- **REQUIREMENT 1**
Turn everything in the records from the start down to the line containing "table-row: 5 sCCIAgainstBuy" into a JSON list of strings, with one string per line and blank lines omitted.

- **PASSAGE TO READ**

— start —

With their velvety surfaces and palette of rich color, Antonio Donghi’s paintings have a sumptuous quality that is irresistible. He places his highly-detailed subjects within relatively spare compositions creating an otherworldly, dreamlike effect. This is on full display in The Juggler (1936), with its elegantly attired man in purple plus fours balancing a top hat on a cigar in a stage-set of a room. Donghi revels in his textures, artfully rendering the sheen of the patent leather dancing pumps, the silk stockings and the plush knickers, each perfectly keyed to its distinctive material. The background has a peculiar artificiality with stilted table and vase of flowers on the right and monolithic gold-fringed curtain on the left. 

splendid study in the use of color, Donghi's luscious Vase of Flowers (1928), is a tightly packed arrangement of jonquils, narcissus and purple hellebore in an olive glass vase. His Laundresses, a more down to earth subject, features monumental figures that recall Diego Rivera.

In Bacci Maria Baccio’s Afternoon in Fiesole (1926-29), two couples linger around a table after lunch. The remains of their meal, a bowl of figs and peaches, some red wine and a roll sit on the tablecloth. One of the men is playing the guitar. A woman is standing lost in thought before an arched window through which one can see a distinctive Italian landscape. 
In the foreground, the other woman is seated, her back to the viewer, her head inclined towards the music. To her right, the second man is looking with such wounded longing, not at the guitarist, but directly at her, adding a powerful note of romantic intrigue. There is a degree of spirituality and nostalgia to the scene, but with the man's expression and the obscured woman, Baccio has taken an anodyne domestic scene, and imbued it with such mystery and emotional intensity, it piques our interest and stays with us long after we have moved on.

Ubaldo Oppi’s Artist’s Wife with Portrait of Venice in the Background (1921) made me laugh out loud on account of Signora Oppi’s “don’t-give-me-that-again” expression. This is a wife who has been given the run around once too often and I love the fact Oppi captures that. You wonder how she felt about being represented so. Did it land Oppi in the dog house yet again? Or was she dazzled by the beauty of the painting in which she resembles a modern day Bronzino. The striking teal of her velvet, possibly Fortuny, gown matches the canal behind her and provides the perfect tonal contrast to the salmon brick campanile. Once again, the background is spare, but Oppi does a masterful job of conveying Venice with so very little. He doesn't forget the important details, paying careful attention to his wife’s jeweled rings, the elaborate lacing of her sleeves and the fringe of feathers on her cuffs.

Bruno Croatto’s portraits are stop-you-in-your-tracks arresting.The austere and detailed Portrait of Rodolfo Fogolin (1932) presents the architect and friend of the painter on the terrace of his Roman villa with ruins in low horizon line beyond. In front of him lies an open volume of "I Quattro Libri dell'Architettura" by Andrea Palladio. Fagolin has an interesting face (
he bears a striking resemblance to the Shah of Iran imho). It's oblong with soulful eyes, a large, slightly bulbous nose and thin, set lips bracketed by deep lines. Clearly a man of style, he sports an eye-catching saffron colored jacket and a devil-may-care, askew black bow tie against a blue shirt. He towers over his surroundings, Palladio, ancient Rome, a metaphor perhaps of Croatto’s very high opinion of him.

— end —

Element and coordinate records:
— start —

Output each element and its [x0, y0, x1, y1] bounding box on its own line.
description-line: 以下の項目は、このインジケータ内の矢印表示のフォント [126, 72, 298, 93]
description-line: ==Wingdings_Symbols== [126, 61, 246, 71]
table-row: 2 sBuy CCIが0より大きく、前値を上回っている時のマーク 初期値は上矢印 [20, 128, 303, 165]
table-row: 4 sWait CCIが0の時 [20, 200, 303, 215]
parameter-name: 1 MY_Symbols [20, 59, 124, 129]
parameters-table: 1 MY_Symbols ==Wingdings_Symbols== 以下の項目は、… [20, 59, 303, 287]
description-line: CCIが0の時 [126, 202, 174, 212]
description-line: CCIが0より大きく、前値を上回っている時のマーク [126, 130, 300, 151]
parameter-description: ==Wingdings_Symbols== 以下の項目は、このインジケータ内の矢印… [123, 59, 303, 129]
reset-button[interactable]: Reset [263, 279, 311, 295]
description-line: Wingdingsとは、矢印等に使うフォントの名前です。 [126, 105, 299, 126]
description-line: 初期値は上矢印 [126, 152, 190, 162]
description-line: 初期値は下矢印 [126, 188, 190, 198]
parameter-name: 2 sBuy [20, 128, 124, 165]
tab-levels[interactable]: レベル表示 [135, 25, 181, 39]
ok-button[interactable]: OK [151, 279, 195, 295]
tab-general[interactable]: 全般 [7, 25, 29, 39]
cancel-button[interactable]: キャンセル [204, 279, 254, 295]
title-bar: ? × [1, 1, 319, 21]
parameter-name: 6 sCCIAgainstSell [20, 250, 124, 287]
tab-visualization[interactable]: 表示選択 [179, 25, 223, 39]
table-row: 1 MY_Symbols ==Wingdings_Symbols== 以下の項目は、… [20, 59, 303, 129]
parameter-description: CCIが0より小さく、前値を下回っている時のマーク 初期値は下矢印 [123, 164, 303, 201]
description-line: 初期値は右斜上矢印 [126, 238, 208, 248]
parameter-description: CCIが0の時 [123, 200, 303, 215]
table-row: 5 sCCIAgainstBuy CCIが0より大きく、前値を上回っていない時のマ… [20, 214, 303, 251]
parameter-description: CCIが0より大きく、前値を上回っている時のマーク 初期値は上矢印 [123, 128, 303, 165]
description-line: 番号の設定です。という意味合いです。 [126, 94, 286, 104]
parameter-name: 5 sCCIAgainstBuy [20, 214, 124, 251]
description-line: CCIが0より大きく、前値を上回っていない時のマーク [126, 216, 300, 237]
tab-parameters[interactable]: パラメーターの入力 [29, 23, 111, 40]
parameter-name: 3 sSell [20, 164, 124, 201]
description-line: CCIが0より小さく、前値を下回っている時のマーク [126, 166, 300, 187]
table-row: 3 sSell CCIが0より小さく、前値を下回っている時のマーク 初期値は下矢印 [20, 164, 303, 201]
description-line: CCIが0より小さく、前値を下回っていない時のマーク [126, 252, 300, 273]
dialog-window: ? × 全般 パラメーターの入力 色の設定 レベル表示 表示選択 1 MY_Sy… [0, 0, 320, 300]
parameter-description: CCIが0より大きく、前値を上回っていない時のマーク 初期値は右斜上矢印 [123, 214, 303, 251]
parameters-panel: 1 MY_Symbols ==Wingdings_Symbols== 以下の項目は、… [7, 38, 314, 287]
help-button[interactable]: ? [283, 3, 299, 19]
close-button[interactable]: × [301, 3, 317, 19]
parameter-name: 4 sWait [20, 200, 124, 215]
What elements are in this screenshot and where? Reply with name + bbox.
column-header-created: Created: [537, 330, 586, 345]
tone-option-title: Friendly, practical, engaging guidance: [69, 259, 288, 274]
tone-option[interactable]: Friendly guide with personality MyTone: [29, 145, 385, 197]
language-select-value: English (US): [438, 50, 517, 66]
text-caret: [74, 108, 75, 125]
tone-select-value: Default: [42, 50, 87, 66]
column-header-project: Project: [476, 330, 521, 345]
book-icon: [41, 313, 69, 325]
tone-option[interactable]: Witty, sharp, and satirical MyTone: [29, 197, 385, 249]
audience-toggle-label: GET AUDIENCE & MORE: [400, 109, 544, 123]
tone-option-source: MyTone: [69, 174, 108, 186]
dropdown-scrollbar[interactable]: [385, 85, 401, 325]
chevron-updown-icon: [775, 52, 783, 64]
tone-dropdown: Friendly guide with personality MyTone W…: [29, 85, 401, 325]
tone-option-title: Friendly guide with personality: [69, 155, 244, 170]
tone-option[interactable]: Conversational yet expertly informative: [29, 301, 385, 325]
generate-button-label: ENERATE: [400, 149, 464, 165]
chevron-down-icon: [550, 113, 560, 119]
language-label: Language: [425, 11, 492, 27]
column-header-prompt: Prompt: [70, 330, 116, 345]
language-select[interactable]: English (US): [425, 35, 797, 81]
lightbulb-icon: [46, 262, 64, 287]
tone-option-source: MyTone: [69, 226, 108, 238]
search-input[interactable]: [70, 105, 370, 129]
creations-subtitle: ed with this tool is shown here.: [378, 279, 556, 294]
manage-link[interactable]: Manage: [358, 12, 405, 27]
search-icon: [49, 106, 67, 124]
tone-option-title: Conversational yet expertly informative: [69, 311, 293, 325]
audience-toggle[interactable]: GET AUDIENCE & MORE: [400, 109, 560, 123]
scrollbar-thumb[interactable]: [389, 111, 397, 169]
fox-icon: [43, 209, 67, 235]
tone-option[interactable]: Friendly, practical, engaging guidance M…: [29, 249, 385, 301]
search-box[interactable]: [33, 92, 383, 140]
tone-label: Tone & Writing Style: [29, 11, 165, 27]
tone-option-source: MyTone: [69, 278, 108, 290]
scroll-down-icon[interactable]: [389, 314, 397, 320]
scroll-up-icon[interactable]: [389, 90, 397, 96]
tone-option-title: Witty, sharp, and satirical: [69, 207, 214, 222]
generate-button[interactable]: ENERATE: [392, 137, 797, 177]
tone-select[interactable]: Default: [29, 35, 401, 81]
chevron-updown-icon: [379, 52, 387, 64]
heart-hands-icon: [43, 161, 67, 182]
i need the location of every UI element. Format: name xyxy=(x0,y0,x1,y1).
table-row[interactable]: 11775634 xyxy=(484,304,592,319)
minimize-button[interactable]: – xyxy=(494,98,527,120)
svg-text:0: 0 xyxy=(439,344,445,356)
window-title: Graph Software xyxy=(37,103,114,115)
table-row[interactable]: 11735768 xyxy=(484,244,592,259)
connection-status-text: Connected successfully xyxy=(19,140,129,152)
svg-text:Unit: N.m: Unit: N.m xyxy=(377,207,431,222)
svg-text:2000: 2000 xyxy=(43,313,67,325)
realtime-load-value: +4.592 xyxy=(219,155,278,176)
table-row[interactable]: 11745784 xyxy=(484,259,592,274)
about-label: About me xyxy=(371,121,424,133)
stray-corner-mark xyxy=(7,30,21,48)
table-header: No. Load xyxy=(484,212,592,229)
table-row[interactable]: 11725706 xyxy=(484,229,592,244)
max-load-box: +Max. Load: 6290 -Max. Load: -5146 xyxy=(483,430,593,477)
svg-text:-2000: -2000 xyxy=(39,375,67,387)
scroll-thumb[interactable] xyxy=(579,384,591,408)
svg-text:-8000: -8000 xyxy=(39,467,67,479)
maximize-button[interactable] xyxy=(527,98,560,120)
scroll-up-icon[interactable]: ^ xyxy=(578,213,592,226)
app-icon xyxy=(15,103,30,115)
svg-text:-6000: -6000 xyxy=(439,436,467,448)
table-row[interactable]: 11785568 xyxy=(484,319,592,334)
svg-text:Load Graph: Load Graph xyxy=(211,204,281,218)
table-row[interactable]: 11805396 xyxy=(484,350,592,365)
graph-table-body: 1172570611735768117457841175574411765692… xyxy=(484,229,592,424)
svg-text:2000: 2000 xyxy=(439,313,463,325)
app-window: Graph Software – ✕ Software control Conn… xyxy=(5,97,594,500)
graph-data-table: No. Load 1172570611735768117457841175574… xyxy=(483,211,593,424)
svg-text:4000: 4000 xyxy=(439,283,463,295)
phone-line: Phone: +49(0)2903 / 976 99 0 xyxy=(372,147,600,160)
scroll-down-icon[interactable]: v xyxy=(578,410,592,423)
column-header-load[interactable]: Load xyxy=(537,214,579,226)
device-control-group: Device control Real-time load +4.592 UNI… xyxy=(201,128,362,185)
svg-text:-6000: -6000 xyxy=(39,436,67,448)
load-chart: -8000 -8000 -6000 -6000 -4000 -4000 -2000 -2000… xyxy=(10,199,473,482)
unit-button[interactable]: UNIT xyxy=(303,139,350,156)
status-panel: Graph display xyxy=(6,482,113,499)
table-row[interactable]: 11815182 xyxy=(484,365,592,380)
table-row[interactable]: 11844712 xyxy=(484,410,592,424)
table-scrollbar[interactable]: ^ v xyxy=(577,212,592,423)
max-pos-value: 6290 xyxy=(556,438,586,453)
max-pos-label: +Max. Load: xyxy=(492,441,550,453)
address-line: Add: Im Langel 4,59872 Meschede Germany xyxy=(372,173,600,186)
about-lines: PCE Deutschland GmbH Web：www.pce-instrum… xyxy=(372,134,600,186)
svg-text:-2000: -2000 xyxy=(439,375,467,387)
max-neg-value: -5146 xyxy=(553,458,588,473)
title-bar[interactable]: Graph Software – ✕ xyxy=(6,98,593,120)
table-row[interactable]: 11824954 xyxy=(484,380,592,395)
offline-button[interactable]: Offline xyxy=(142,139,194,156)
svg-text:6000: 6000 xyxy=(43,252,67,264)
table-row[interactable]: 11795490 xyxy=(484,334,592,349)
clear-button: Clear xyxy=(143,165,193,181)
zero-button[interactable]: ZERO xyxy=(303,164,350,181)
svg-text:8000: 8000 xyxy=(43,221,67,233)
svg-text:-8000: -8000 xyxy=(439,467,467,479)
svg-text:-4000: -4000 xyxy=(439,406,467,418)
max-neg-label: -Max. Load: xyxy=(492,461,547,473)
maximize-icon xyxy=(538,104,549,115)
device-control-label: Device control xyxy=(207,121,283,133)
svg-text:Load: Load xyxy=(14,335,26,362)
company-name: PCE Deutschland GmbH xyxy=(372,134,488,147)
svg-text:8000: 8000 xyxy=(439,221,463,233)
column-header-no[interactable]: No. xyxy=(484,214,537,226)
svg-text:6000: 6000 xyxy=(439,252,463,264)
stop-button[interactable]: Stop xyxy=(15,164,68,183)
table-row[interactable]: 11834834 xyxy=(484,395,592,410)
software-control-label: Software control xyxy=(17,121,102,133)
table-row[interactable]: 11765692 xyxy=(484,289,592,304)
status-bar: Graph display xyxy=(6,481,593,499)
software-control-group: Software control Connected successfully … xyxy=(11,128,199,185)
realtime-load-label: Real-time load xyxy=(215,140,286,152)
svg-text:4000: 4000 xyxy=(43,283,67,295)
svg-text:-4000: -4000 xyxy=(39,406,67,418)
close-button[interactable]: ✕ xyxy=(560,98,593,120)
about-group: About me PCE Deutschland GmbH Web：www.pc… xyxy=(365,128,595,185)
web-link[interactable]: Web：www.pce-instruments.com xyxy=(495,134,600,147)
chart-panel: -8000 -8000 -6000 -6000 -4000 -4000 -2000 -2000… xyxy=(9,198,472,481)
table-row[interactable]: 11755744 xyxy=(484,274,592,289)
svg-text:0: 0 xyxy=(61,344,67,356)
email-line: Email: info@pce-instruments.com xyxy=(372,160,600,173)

— end —

- **REQUIREMENT 2**
In the passage on Italian paintings, what is the man in The Juggler balancing on a cigar?

- **CORRECT ANSWER 1**
[
  "Output each element and its [x0, y0, x1, y1] bounding box on its own line.",
  "description-line: 以下の項目は、このインジケータ内の矢印表示のフォント [126, 72, 298, 93]",
  "description-line: ==Wingdings_Symbols== [126, 61, 246, 71]",
  "table-row: 2 sBuy CCIが0より大きく、前値を上回っている時のマーク 初期値は上矢印 [20, 128, 303, 165]",
  "table-row: 4 sWait CCIが0の時 [20, 200, 303, 215]",
  "parameter-name: 1 MY_Symbols [20, 59, 124, 129]",
  "parameters-table: 1 MY_Symbols ==Wingdings_Symbols== 以下の項目は、… [20, 59, 303, 287]",
  "description-line: CCIが0の時 [126, 202, 174, 212]",
  "description-line: CCIが0より大きく、前値を上回っている時のマーク [126, 130, 300, 151]",
  "parameter-description: ==Wingdings_Symbols== 以下の項目は、このインジケータ内の矢印… [123, 59, 303, 129]",
  "reset-button[interactable]: Reset [263, 279, 311, 295]",
  "description-line: Wingdingsとは、矢印等に使うフォントの名前です。 [126, 105, 299, 126]",
  "description-line: 初期値は上矢印 [126, 152, 190, 162]",
  "description-line: 初期値は下矢印 [126, 188, 190, 198]",
  "parameter-name: 2 sBuy [20, 128, 124, 165]",
  "tab-levels[interactable]: レベル表示 [135, 25, 181, 39]",
  "ok-button[interactable]: OK [151, 279, 195, 295]",
  "tab-general[interactable]: 全般 [7, 25, 29, 39]",
  "cancel-button[interactable]: キャンセル [204, 279, 254, 295]",
  "title-bar: ? × [1, 1, 319, 21]",
  "parameter-name: 6 sCCIAgainstSell [20, 250, 124, 287]",
  "tab-visualization[interactable]: 表示選択 [179, 25, 223, 39]",
  "table-row: 1 MY_Symbols ==Wingdings_Symbols== 以下の項目は、… [20, 59, 303, 129]",
  "parameter-description: CCIが0より小さく、前値を下回っている時のマーク 初期値は下矢印 [123, 164, 303, 201]",
  "description-line: 初期値は右斜上矢印 [126, 238, 208, 248]",
  "parameter-description: CCIが0の時 [123, 200, 303, 215]",
  "table-row: 5 sCCIAgainstBuy CCIが0より大きく、前値を上回っていない時のマ… [20, 214, 303, 251]"
]

- **CORRECT ANSWER 2**
A top hat.